▸ DATASET CONTENT
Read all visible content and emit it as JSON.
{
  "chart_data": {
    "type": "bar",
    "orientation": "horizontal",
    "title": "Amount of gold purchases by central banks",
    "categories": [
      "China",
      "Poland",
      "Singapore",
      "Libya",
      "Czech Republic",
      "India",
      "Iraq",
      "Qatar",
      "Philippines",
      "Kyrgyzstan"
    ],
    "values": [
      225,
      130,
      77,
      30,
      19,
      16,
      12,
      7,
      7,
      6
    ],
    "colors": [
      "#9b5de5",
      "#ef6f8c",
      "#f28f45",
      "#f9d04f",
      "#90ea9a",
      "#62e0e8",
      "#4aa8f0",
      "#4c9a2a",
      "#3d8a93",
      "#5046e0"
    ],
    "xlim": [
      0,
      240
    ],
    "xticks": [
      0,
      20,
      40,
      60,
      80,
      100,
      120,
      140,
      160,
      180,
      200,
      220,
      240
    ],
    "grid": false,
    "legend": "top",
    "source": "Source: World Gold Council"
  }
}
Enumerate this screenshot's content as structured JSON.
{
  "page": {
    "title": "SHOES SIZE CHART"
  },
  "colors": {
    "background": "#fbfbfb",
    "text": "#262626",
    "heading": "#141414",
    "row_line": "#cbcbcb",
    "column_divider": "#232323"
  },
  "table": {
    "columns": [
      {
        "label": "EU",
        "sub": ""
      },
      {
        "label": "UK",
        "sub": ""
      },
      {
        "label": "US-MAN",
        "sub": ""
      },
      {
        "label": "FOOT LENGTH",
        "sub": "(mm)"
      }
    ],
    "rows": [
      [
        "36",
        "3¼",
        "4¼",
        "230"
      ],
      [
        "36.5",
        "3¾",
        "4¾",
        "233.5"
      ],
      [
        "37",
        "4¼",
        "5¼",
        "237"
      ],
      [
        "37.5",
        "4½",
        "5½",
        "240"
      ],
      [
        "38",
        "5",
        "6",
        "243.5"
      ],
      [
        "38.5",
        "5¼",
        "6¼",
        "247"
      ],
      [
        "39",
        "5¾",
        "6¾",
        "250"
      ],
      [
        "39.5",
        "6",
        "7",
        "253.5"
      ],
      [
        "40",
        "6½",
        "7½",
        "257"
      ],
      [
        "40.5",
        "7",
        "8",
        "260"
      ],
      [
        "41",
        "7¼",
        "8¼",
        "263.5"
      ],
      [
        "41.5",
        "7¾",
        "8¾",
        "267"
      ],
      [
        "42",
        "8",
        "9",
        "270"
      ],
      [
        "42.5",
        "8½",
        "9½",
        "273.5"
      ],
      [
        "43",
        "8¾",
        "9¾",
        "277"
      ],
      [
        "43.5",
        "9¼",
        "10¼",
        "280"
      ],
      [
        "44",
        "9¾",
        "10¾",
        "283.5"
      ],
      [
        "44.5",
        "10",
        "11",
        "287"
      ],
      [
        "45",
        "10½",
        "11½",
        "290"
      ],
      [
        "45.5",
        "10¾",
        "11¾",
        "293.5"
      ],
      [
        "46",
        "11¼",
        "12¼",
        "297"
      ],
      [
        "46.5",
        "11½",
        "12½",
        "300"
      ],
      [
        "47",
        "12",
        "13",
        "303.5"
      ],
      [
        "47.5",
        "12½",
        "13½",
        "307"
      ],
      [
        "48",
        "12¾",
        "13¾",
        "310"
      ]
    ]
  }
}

▸ EXERCISE DETAILS
Read the data above. Pull out each line in which the string "label" appears.

▸ TASK OUTPUT
        "label": "EU",
        "label": "UK",
        "label": "US-MAN",
        "label": "FOOT LENGTH",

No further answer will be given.